THE PROBLEM:
Look for the string "創業年数が長く" in the lines and copy each line that has it.

● ● ●

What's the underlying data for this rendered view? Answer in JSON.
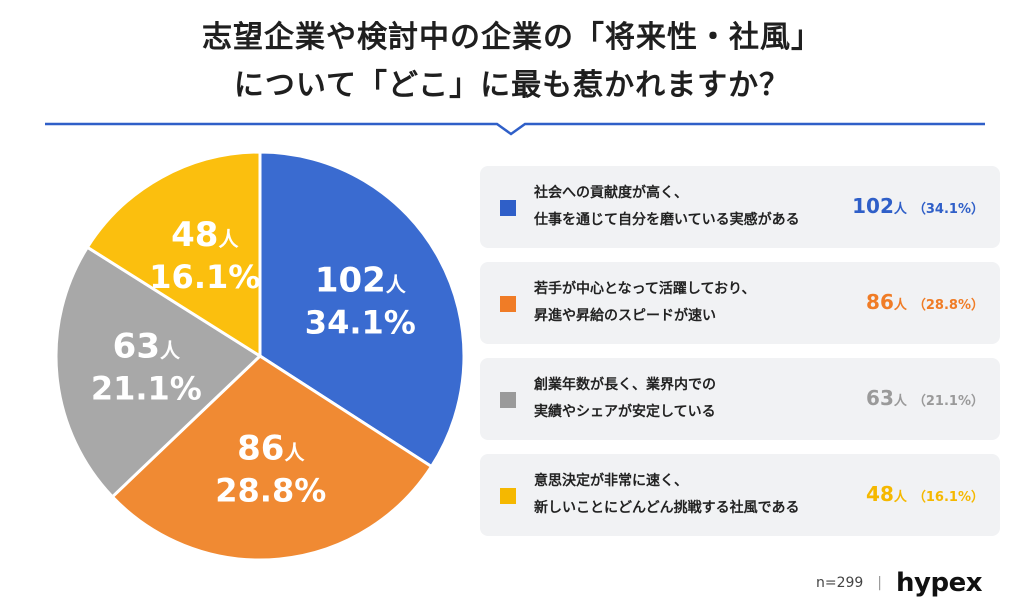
{
  "title": {
    "line1": "志望企業や検討中の企業の「将来性・社風」",
    "line2": "について「どこ」に最も惹かれますか？"
  },
  "chart_data": {
    "type": "pie",
    "categories": [
      "社会への貢献度が高く、仕事を通じて自分を磨いている実感がある",
      "若手が中心となって活躍しており、昇進や昇給のスピードが速い",
      "創業年数が長く、業界内での実績やシェアが安定している",
      "意思決定が非常に速く、新しいことにどんどん挑戦する社風である"
    ],
    "values": [
      102,
      86,
      63,
      48
    ],
    "percents": [
      "34.1%",
      "28.8%",
      "21.1%",
      "16.1%"
    ],
    "colors": [
      "#3a6bd0",
      "#f08a33",
      "#a8a8a8",
      "#fbbf0e"
    ],
    "unit": "人",
    "start": "12 o'clock, clockwise"
  },
  "legend": [
    {
      "line1": "社会への貢献度が高く、",
      "line2": "仕事を通じて自分を磨いている実感がある",
      "count": "102",
      "unit": "人",
      "pct": "（34.1%）",
      "color": "#2f5fc8"
    },
    {
      "line1": "若手が中心となって活躍しており、",
      "line2": "昇進や昇給のスピードが速い",
      "count": "86",
      "unit": "人",
      "pct": "（28.8%）",
      "color": "#f07c26"
    },
    {
      "line1": "創業年数が長く、業界内での",
      "line2": "実績やシェアが安定している",
      "count": "63",
      "unit": "人",
      "pct": "（21.1%）",
      "color": "#9a9a9a"
    },
    {
      "line1": "意思決定が非常に速く、",
      "line2": "新しいことにどんどん挑戦する社風である",
      "count": "48",
      "unit": "人",
      "pct": "（16.1%）",
      "color": "#f5b800"
    }
  ],
  "footer": {
    "n": "n=299",
    "sep": "|",
    "brand": "hypex"
  }
}
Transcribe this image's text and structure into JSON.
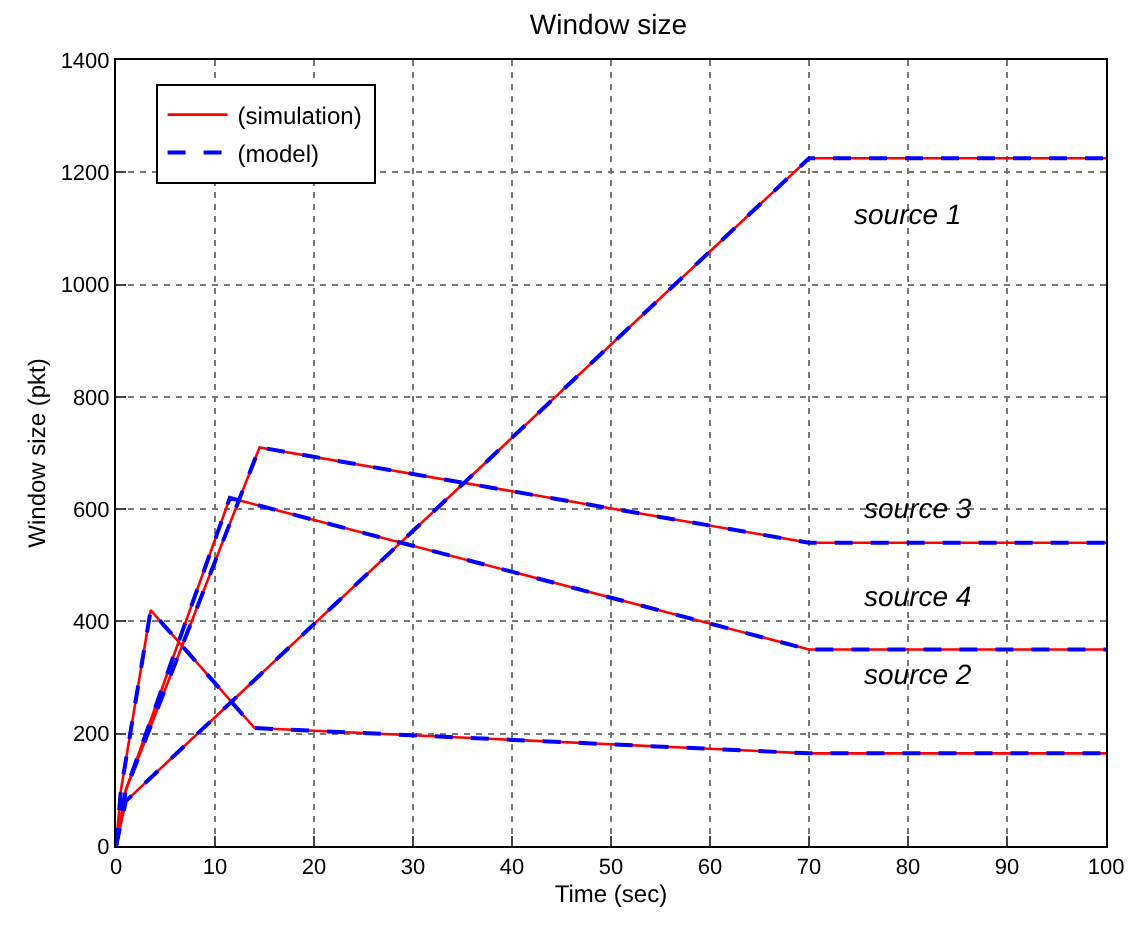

● ● ●

ANSWER BELOW:
      "創業年数が長く、業界内での実績やシェアが安定している",
      "line1": "創業年数が長く、業界内での",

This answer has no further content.